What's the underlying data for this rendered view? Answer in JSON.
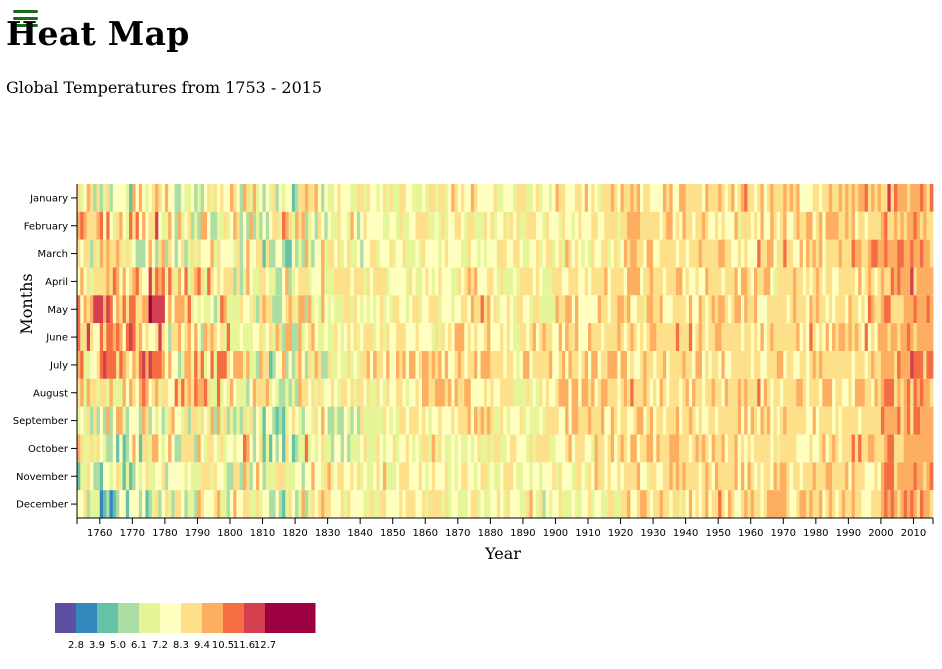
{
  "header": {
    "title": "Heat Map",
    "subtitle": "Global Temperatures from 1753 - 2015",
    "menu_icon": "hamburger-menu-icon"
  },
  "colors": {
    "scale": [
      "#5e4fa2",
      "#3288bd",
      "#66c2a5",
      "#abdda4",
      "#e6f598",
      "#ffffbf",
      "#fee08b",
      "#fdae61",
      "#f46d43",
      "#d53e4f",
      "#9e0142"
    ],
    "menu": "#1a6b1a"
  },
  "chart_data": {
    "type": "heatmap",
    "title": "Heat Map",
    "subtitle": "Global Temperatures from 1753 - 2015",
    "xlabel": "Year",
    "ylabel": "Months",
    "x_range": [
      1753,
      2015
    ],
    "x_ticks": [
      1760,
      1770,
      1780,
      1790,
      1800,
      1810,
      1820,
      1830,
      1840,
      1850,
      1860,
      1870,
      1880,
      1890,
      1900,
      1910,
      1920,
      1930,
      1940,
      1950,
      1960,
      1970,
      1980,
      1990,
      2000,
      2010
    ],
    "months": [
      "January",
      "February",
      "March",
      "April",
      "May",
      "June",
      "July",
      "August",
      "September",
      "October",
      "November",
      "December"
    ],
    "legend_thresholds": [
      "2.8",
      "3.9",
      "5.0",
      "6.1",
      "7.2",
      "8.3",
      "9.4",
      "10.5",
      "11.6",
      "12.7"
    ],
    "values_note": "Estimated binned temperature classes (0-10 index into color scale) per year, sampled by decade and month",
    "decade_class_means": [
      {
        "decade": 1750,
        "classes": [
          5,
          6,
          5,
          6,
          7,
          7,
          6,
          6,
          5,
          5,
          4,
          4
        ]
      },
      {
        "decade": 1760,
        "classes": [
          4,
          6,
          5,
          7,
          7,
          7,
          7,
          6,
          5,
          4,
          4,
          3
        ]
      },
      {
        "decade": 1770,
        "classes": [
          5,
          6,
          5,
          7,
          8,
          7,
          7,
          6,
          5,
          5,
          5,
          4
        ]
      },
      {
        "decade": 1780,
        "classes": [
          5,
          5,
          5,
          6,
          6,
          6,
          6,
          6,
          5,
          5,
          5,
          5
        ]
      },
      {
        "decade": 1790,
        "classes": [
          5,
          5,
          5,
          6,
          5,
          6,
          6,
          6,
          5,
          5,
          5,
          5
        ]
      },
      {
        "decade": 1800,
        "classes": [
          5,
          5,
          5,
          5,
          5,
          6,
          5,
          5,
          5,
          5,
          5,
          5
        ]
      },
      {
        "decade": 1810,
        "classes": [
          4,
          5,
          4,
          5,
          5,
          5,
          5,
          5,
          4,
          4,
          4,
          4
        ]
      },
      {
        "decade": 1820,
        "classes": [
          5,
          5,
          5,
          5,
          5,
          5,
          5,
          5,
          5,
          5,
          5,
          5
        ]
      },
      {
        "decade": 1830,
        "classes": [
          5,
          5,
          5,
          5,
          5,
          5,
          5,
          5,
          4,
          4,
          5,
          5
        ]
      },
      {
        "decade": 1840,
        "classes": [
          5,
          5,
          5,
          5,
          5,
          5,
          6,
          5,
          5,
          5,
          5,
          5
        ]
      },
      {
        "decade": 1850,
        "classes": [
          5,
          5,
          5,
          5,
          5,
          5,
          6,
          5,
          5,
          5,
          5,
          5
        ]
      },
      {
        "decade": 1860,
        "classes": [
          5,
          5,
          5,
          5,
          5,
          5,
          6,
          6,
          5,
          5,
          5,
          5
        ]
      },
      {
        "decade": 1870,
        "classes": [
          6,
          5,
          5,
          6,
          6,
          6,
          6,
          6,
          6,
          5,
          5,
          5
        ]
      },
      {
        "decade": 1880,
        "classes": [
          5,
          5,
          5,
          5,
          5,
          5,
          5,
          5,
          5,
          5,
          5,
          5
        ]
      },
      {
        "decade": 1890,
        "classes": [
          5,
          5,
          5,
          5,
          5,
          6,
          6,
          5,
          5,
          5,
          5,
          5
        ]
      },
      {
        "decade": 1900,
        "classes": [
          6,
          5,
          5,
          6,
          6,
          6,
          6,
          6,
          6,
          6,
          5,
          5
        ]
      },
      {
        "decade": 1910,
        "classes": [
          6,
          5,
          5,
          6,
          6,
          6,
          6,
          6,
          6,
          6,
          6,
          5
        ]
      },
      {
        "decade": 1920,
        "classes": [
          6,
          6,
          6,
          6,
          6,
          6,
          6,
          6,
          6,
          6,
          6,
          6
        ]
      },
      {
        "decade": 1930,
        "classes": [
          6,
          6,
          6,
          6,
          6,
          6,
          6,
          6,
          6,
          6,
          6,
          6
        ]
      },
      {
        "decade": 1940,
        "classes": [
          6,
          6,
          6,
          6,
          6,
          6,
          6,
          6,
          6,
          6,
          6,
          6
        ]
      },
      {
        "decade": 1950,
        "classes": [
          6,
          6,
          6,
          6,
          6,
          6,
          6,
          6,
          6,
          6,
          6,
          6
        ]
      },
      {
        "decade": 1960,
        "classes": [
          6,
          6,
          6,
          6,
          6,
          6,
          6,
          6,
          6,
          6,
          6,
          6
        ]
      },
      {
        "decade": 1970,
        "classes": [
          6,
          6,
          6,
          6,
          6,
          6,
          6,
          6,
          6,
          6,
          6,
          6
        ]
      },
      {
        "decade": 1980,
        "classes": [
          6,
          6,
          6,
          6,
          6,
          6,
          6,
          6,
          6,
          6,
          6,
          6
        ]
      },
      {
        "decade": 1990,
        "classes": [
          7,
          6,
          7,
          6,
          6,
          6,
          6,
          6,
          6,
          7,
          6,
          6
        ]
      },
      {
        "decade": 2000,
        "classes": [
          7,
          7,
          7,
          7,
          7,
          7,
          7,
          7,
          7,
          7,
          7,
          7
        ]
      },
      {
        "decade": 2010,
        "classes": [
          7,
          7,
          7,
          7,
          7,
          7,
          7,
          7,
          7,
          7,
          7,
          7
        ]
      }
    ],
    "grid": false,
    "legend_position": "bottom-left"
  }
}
##############################
Copy out all the entries exactly. Images stay out of the copy.

# THE SOLUTION
What's the underlying data for this rendered view? Answer in JSON.
{
  "header": {
    "title": "Heat Map",
    "subtitle": "Global Temperatures from 1753 - 2015",
    "menu_icon": "hamburger-menu-icon"
  },
  "colors": {
    "scale": [
      "#5e4fa2",
      "#3288bd",
      "#66c2a5",
      "#abdda4",
      "#e6f598",
      "#ffffbf",
      "#fee08b",
      "#fdae61",
      "#f46d43",
      "#d53e4f",
      "#9e0142"
    ],
    "menu": "#1a6b1a"
  },
  "chart_data": {
    "type": "heatmap",
    "title": "Heat Map",
    "subtitle": "Global Temperatures from 1753 - 2015",
    "xlabel": "Year",
    "ylabel": "Months",
    "x_range": [
      1753,
      2015
    ],
    "x_ticks": [
      1760,
      1770,
      1780,
      1790,
      1800,
      1810,
      1820,
      1830,
      1840,
      1850,
      1860,
      1870,
      1880,
      1890,
      1900,
      1910,
      1920,
      1930,
      1940,
      1950,
      1960,
      1970,
      1980,
      1990,
      2000,
      2010
    ],
    "months": [
      "January",
      "February",
      "March",
      "April",
      "May",
      "June",
      "July",
      "August",
      "September",
      "October",
      "November",
      "December"
    ],
    "legend_thresholds": [
      "2.8",
      "3.9",
      "5.0",
      "6.1",
      "7.2",
      "8.3",
      "9.4",
      "10.5",
      "11.6",
      "12.7"
    ],
    "values_note": "Estimated binned temperature classes (0-10 index into color scale) per year, sampled by decade and month",
    "decade_class_means": [
      {
        "decade": 1750,
        "classes": [
          5,
          6,
          5,
          6,
          7,
          7,
          6,
          6,
          5,
          5,
          4,
          4
        ]
      },
      {
        "decade": 1760,
        "classes": [
          4,
          6,
          5,
          7,
          7,
          7,
          7,
          6,
          5,
          4,
          4,
          3
        ]
      },
      {
        "decade": 1770,
        "classes": [
          5,
          6,
          5,
          7,
          8,
          7,
          7,
          6,
          5,
          5,
          5,
          4
        ]
      },
      {
        "decade": 1780,
        "classes": [
          5,
          5,
          5,
          6,
          6,
          6,
          6,
          6,
          5,
          5,
          5,
          5
        ]
      },
      {
        "decade": 1790,
        "classes": [
          5,
          5,
          5,
          6,
          5,
          6,
          6,
          6,
          5,
          5,
          5,
          5
        ]
      },
      {
        "decade": 1800,
        "classes": [
          5,
          5,
          5,
          5,
          5,
          6,
          5,
          5,
          5,
          5,
          5,
          5
        ]
      },
      {
        "decade": 1810,
        "classes": [
          4,
          5,
          4,
          5,
          5,
          5,
          5,
          5,
          4,
          4,
          4,
          4
        ]
      },
      {
        "decade": 1820,
        "classes": [
          5,
          5,
          5,
          5,
          5,
          5,
          5,
          5,
          5,
          5,
          5,
          5
        ]
      },
      {
        "decade": 1830,
        "classes": [
          5,
          5,
          5,
          5,
          5,
          5,
          5,
          5,
          4,
          4,
          5,
          5
        ]
      },
      {
        "decade": 1840,
        "classes": [
          5,
          5,
          5,
          5,
          5,
          5,
          6,
          5,
          5,
          5,
          5,
          5
        ]
      },
      {
        "decade": 1850,
        "classes": [
          5,
          5,
          5,
          5,
          5,
          5,
          6,
          5,
          5,
          5,
          5,
          5
        ]
      },
      {
        "decade": 1860,
        "classes": [
          5,
          5,
          5,
          5,
          5,
          5,
          6,
          6,
          5,
          5,
          5,
          5
        ]
      },
      {
        "decade": 1870,
        "classes": [
          6,
          5,
          5,
          6,
          6,
          6,
          6,
          6,
          6,
          5,
          5,
          5
        ]
      },
      {
        "decade": 1880,
        "classes": [
          5,
          5,
          5,
          5,
          5,
          5,
          5,
          5,
          5,
          5,
          5,
          5
        ]
      },
      {
        "decade": 1890,
        "classes": [
          5,
          5,
          5,
          5,
          5,
          6,
          6,
          5,
          5,
          5,
          5,
          5
        ]
      },
      {
        "decade": 1900,
        "classes": [
          6,
          5,
          5,
          6,
          6,
          6,
          6,
          6,
          6,
          6,
          5,
          5
        ]
      },
      {
        "decade": 1910,
        "classes": [
          6,
          5,
          5,
          6,
          6,
          6,
          6,
          6,
          6,
          6,
          6,
          5
        ]
      },
      {
        "decade": 1920,
        "classes": [
          6,
          6,
          6,
          6,
          6,
          6,
          6,
          6,
          6,
          6,
          6,
          6
        ]
      },
      {
        "decade": 1930,
        "classes": [
          6,
          6,
          6,
          6,
          6,
          6,
          6,
          6,
          6,
          6,
          6,
          6
        ]
      },
      {
        "decade": 1940,
        "classes": [
          6,
          6,
          6,
          6,
          6,
          6,
          6,
          6,
          6,
          6,
          6,
          6
        ]
      },
      {
        "decade": 1950,
        "classes": [
          6,
          6,
          6,
          6,
          6,
          6,
          6,
          6,
          6,
          6,
          6,
          6
        ]
      },
      {
        "decade": 1960,
        "classes": [
          6,
          6,
          6,
          6,
          6,
          6,
          6,
          6,
          6,
          6,
          6,
          6
        ]
      },
      {
        "decade": 1970,
        "classes": [
          6,
          6,
          6,
          6,
          6,
          6,
          6,
          6,
          6,
          6,
          6,
          6
        ]
      },
      {
        "decade": 1980,
        "classes": [
          6,
          6,
          6,
          6,
          6,
          6,
          6,
          6,
          6,
          6,
          6,
          6
        ]
      },
      {
        "decade": 1990,
        "classes": [
          7,
          6,
          7,
          6,
          6,
          6,
          6,
          6,
          6,
          7,
          6,
          6
        ]
      },
      {
        "decade": 2000,
        "classes": [
          7,
          7,
          7,
          7,
          7,
          7,
          7,
          7,
          7,
          7,
          7,
          7
        ]
      },
      {
        "decade": 2010,
        "classes": [
          7,
          7,
          7,
          7,
          7,
          7,
          7,
          7,
          7,
          7,
          7,
          7
        ]
      }
    ],
    "grid": false,
    "legend_position": "bottom-left"
  }
}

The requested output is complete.